→ Extracted records:
— START —
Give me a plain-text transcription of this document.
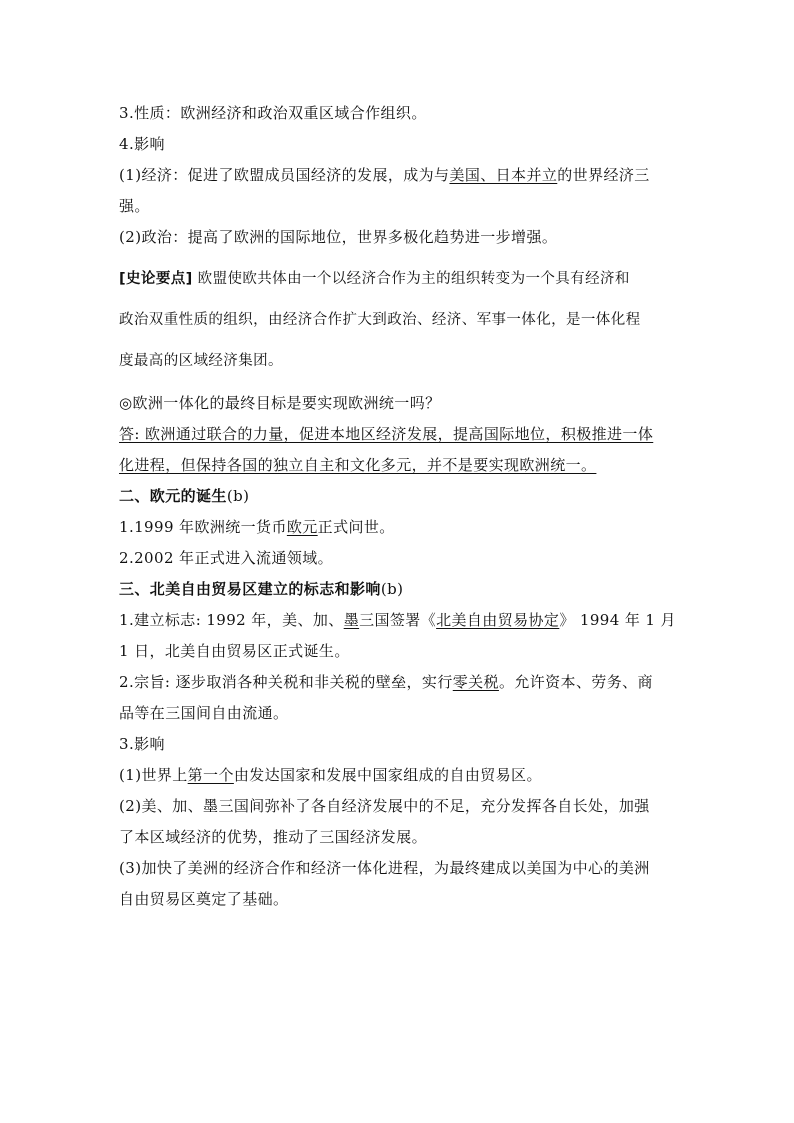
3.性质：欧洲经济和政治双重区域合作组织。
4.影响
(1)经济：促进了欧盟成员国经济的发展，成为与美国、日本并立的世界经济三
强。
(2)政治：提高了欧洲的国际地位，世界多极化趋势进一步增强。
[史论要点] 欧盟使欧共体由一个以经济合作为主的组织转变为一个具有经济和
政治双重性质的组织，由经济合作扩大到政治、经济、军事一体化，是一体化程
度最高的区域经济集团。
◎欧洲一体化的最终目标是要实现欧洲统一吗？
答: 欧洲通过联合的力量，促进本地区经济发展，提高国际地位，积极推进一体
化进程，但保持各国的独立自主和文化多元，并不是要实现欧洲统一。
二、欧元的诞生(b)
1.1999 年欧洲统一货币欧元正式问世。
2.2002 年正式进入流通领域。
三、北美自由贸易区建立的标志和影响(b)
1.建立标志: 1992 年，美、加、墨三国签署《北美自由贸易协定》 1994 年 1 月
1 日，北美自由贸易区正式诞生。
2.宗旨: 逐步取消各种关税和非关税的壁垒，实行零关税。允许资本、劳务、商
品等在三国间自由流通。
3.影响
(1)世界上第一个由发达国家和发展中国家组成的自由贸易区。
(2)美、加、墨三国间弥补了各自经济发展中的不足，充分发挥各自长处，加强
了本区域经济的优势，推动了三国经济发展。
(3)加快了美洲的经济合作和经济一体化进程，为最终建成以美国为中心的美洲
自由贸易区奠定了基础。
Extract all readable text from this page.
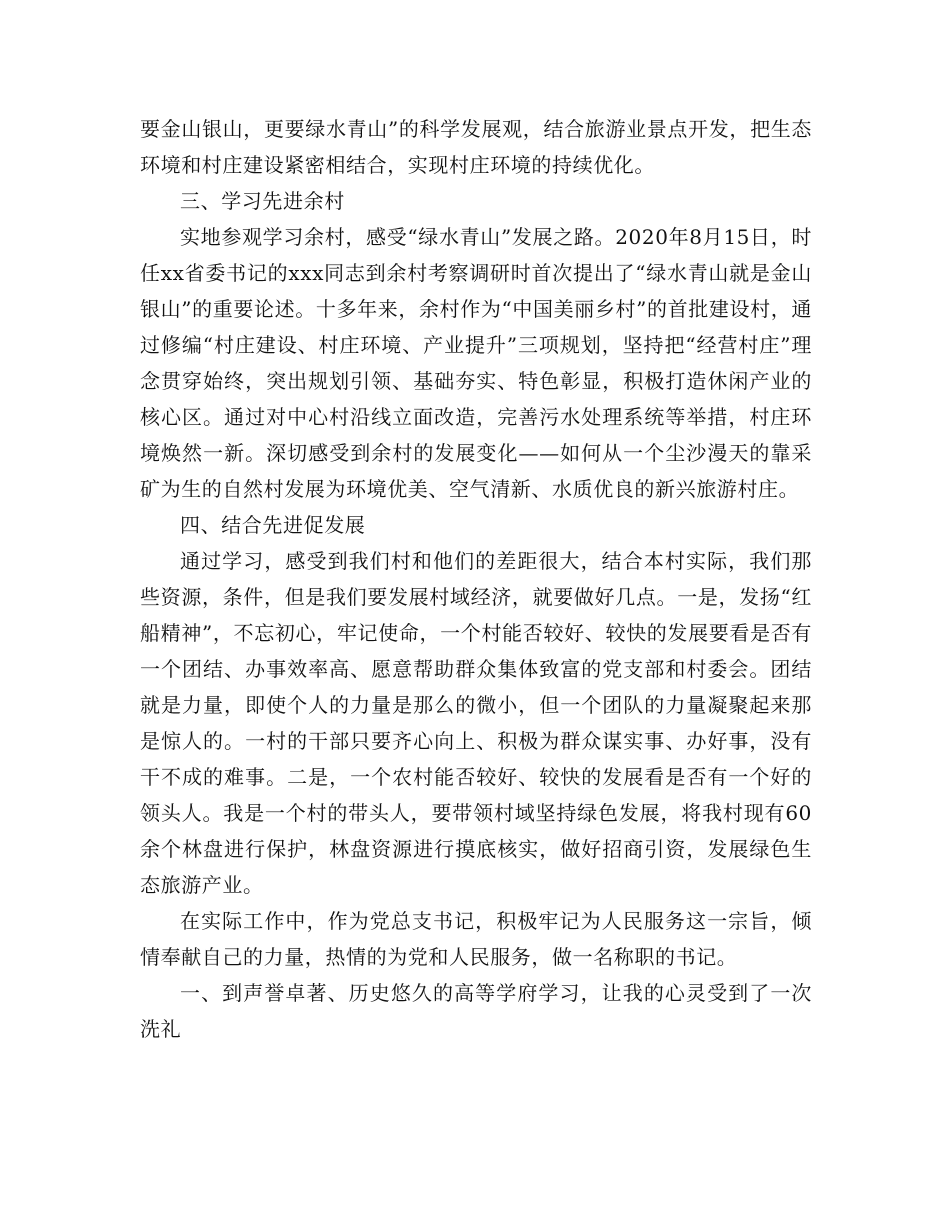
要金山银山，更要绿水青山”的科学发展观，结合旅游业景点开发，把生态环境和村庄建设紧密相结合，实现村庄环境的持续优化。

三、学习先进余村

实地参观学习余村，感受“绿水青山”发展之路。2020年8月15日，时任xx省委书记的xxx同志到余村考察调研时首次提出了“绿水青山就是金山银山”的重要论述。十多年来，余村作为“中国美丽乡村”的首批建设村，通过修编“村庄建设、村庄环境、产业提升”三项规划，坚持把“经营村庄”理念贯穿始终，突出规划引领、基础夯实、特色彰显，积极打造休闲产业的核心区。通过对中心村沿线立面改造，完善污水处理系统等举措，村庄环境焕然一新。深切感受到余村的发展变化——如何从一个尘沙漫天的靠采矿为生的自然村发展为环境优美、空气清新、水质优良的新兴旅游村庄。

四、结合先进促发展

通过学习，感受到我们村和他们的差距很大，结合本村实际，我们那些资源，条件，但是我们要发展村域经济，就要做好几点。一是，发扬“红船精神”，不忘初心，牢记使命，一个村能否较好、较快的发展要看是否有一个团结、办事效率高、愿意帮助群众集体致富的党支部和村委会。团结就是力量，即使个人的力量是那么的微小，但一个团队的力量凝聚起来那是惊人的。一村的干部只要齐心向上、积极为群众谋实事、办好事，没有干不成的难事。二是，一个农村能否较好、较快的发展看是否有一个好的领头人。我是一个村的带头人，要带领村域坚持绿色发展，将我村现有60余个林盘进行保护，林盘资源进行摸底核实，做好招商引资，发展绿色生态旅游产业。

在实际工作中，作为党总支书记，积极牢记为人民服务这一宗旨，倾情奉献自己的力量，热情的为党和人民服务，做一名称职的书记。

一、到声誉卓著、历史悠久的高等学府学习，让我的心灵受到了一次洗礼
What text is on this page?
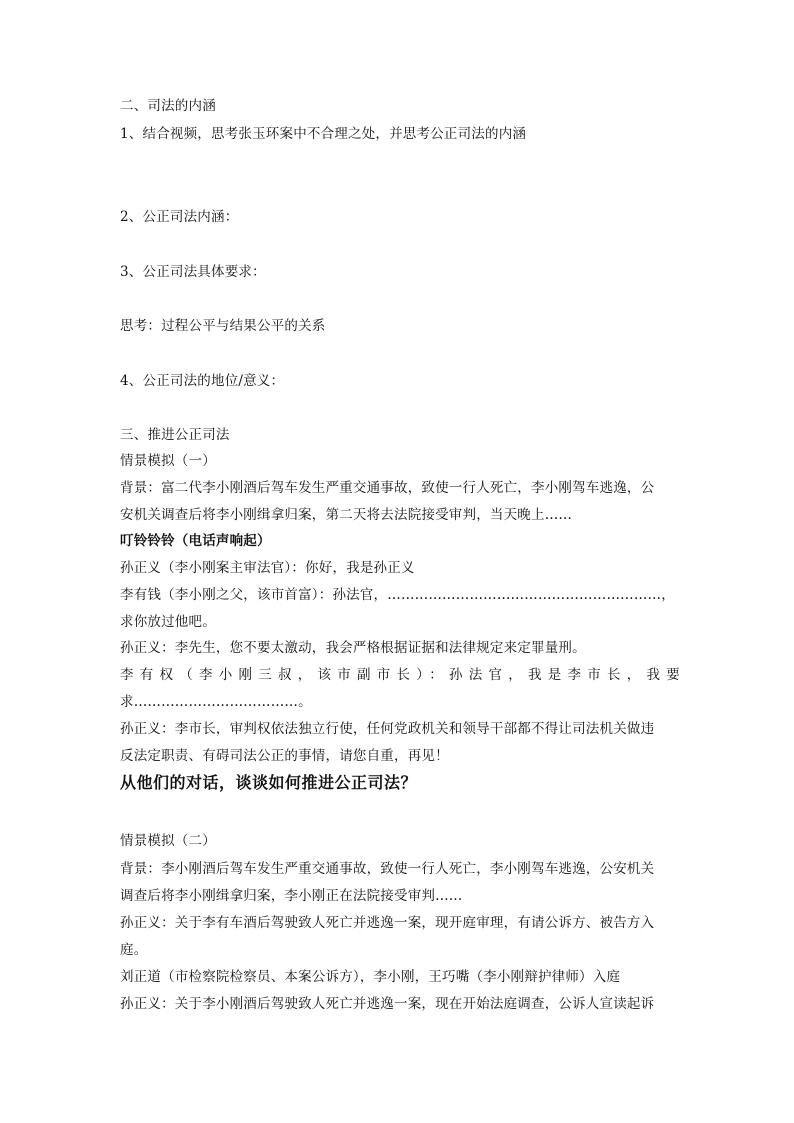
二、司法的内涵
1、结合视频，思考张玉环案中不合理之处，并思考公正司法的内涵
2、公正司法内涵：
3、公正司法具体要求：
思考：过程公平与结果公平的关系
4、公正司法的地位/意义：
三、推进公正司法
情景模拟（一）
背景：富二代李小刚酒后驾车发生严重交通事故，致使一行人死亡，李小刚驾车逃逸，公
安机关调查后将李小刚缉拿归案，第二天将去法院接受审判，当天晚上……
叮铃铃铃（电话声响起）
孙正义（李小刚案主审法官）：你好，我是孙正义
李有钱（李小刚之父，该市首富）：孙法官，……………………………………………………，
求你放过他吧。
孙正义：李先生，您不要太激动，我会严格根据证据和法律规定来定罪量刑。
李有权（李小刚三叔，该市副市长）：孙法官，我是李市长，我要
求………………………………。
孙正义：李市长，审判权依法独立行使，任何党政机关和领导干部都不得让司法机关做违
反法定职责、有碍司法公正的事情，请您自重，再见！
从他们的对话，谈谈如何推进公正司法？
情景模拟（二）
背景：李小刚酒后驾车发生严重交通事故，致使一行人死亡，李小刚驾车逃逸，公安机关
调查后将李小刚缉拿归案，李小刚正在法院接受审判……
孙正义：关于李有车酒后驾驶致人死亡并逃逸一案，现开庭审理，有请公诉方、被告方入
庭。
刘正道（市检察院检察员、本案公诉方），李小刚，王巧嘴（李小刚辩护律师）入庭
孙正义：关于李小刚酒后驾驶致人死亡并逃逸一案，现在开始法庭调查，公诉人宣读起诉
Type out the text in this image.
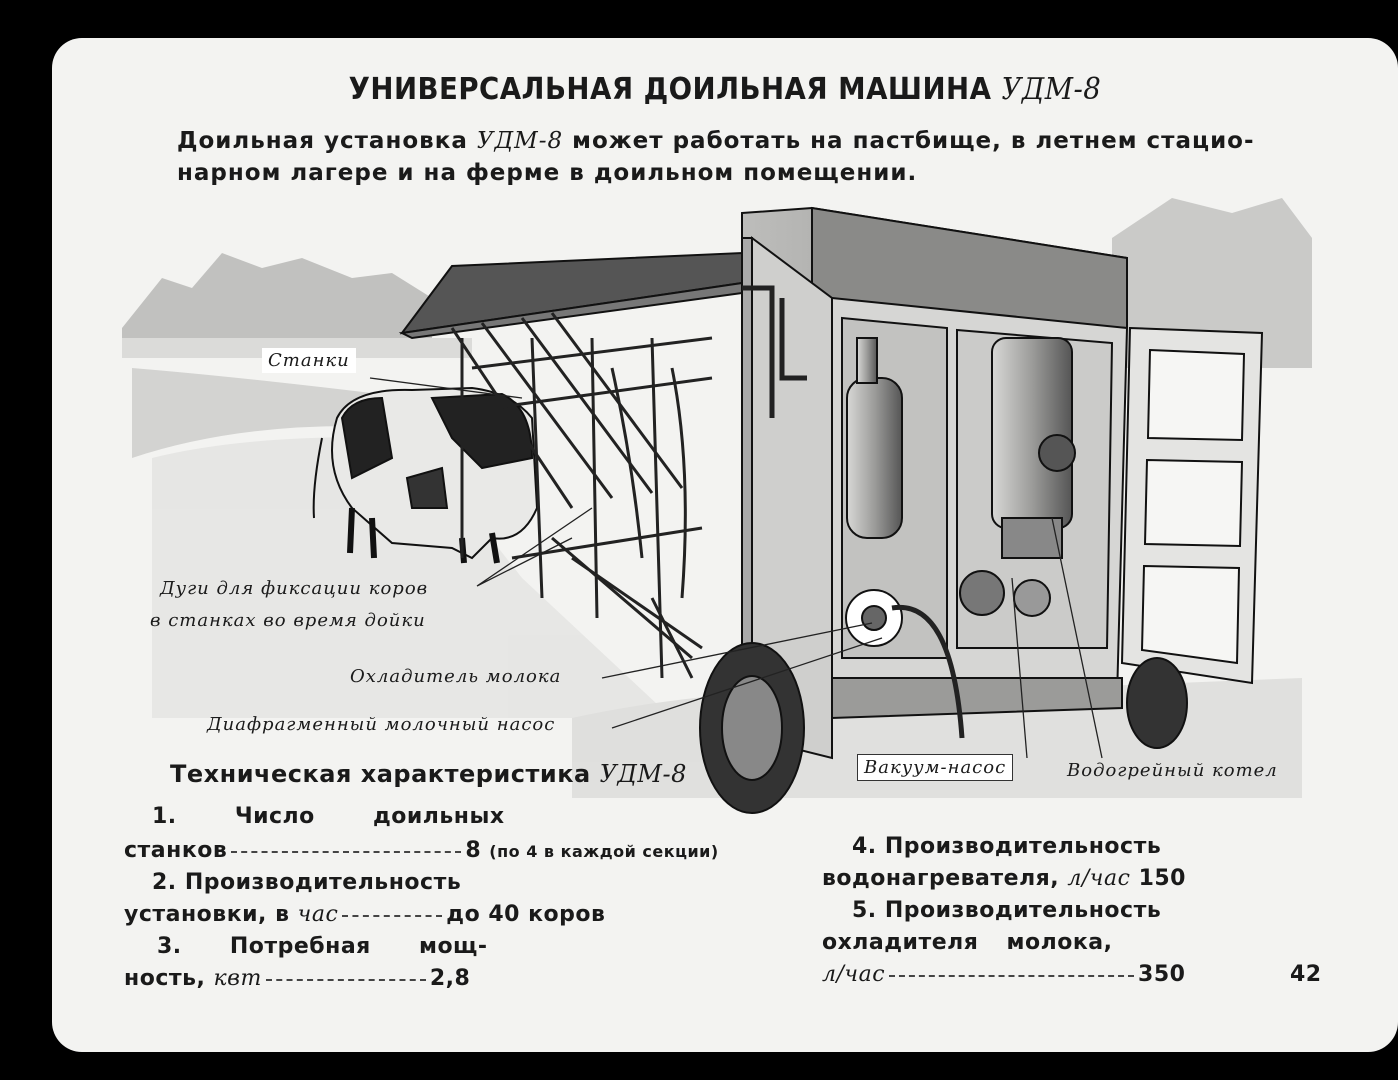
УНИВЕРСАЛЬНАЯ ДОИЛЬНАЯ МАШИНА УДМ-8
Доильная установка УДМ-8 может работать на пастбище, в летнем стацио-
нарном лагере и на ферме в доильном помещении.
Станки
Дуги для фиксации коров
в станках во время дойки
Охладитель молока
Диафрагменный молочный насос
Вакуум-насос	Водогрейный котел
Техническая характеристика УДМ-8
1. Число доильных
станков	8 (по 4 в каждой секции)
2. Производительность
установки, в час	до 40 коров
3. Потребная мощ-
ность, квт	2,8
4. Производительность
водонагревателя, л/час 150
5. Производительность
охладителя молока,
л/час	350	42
— END —
→ TO DO:
Without the images, write out each line of the data verbatim.

→ TASK ANSWER:
Give me a plain-text transcription of this document.
3.性质：欧洲经济和政治双重区域合作组织。
4.影响
(1)经济：促进了欧盟成员国经济的发展，成为与美国、日本并立的世界经济三
强。
(2)政治：提高了欧洲的国际地位，世界多极化趋势进一步增强。
[史论要点] 欧盟使欧共体由一个以经济合作为主的组织转变为一个具有经济和
政治双重性质的组织，由经济合作扩大到政治、经济、军事一体化，是一体化程
度最高的区域经济集团。
◎欧洲一体化的最终目标是要实现欧洲统一吗？
答: 欧洲通过联合的力量，促进本地区经济发展，提高国际地位，积极推进一体
化进程，但保持各国的独立自主和文化多元，并不是要实现欧洲统一。
二、欧元的诞生(b)
1.1999 年欧洲统一货币欧元正式问世。
2.2002 年正式进入流通领域。
三、北美自由贸易区建立的标志和影响(b)
1.建立标志: 1992 年，美、加、墨三国签署《北美自由贸易协定》 1994 年 1 月
1 日，北美自由贸易区正式诞生。
2.宗旨: 逐步取消各种关税和非关税的壁垒，实行零关税。允许资本、劳务、商
品等在三国间自由流通。
3.影响
(1)世界上第一个由发达国家和发展中国家组成的自由贸易区。
(2)美、加、墨三国间弥补了各自经济发展中的不足，充分发挥各自长处，加强
了本区域经济的优势，推动了三国经济发展。
(3)加快了美洲的经济合作和经济一体化进程，为最终建成以美国为中心的美洲
自由贸易区奠定了基础。
Extract all readable text from this page.
要金山银山，更要绿水青山”的科学发展观，结合旅游业景点开发，把生态环境和村庄建设紧密相结合，实现村庄环境的持续优化。

三、学习先进余村

实地参观学习余村，感受“绿水青山”发展之路。2020年8月15日，时任xx省委书记的xxx同志到余村考察调研时首次提出了“绿水青山就是金山银山”的重要论述。十多年来，余村作为“中国美丽乡村”的首批建设村，通过修编“村庄建设、村庄环境、产业提升”三项规划，坚持把“经营村庄”理念贯穿始终，突出规划引领、基础夯实、特色彰显，积极打造休闲产业的核心区。通过对中心村沿线立面改造，完善污水处理系统等举措，村庄环境焕然一新。深切感受到余村的发展变化——如何从一个尘沙漫天的靠采矿为生的自然村发展为环境优美、空气清新、水质优良的新兴旅游村庄。

四、结合先进促发展

通过学习，感受到我们村和他们的差距很大，结合本村实际，我们那些资源，条件，但是我们要发展村域经济，就要做好几点。一是，发扬“红船精神”，不忘初心，牢记使命，一个村能否较好、较快的发展要看是否有一个团结、办事效率高、愿意帮助群众集体致富的党支部和村委会。团结就是力量，即使个人的力量是那么的微小，但一个团队的力量凝聚起来那是惊人的。一村的干部只要齐心向上、积极为群众谋实事、办好事，没有干不成的难事。二是，一个农村能否较好、较快的发展看是否有一个好的领头人。我是一个村的带头人，要带领村域坚持绿色发展，将我村现有60余个林盘进行保护，林盘资源进行摸底核实，做好招商引资，发展绿色生态旅游产业。

在实际工作中，作为党总支书记，积极牢记为人民服务这一宗旨，倾情奉献自己的力量，热情的为党和人民服务，做一名称职的书记。

一、到声誉卓著、历史悠久的高等学府学习，让我的心灵受到了一次洗礼
What text is on this page?
二、司法的内涵
1、结合视频，思考张玉环案中不合理之处，并思考公正司法的内涵
2、公正司法内涵：
3、公正司法具体要求：
思考：过程公平与结果公平的关系
4、公正司法的地位/意义：
三、推进公正司法
情景模拟（一）
背景：富二代李小刚酒后驾车发生严重交通事故，致使一行人死亡，李小刚驾车逃逸，公
安机关调查后将李小刚缉拿归案，第二天将去法院接受审判，当天晚上……
叮铃铃铃（电话声响起）
孙正义（李小刚案主审法官）：你好，我是孙正义
李有钱（李小刚之父，该市首富）：孙法官，……………………………………………………，
求你放过他吧。
孙正义：李先生，您不要太激动，我会严格根据证据和法律规定来定罪量刑。
李有权（李小刚三叔，该市副市长）：孙法官，我是李市长，我要
求………………………………。
孙正义：李市长，审判权依法独立行使，任何党政机关和领导干部都不得让司法机关做违
反法定职责、有碍司法公正的事情，请您自重，再见！
从他们的对话，谈谈如何推进公正司法？
情景模拟（二）
背景：李小刚酒后驾车发生严重交通事故，致使一行人死亡，李小刚驾车逃逸，公安机关
调查后将李小刚缉拿归案，李小刚正在法院接受审判……
孙正义：关于李有车酒后驾驶致人死亡并逃逸一案，现开庭审理，有请公诉方、被告方入
庭。
刘正道（市检察院检察员、本案公诉方），李小刚，王巧嘴（李小刚辩护律师）入庭
孙正义：关于李小刚酒后驾驶致人死亡并逃逸一案，现在开始法庭调查，公诉人宣读起诉
Type out the text in this image.
УНИВЕРСАЛЬНАЯ ДОИЛЬНАЯ МАШИНА УДМ-8
Доильная установка УДМ-8 может работать на пастбище, в летнем стацио-
нарном лагере и на ферме в доильном помещении.
Станки
Дуги для фиксации коров
в станках во время дойки
Охладитель молока
Диафрагменный молочный насос
Вакуум-насос	Водогрейный котел
Техническая характеристика УДМ-8
1. Число доильных
станков	8 (по 4 в каждой секции)
2. Производительность
установки, в час	до 40 коров
3. Потребная мощ-
ность, квт	2,8
4. Производительность
водонагревателя, л/час 150
5. Производительность
охладителя молока,
л/час	350	42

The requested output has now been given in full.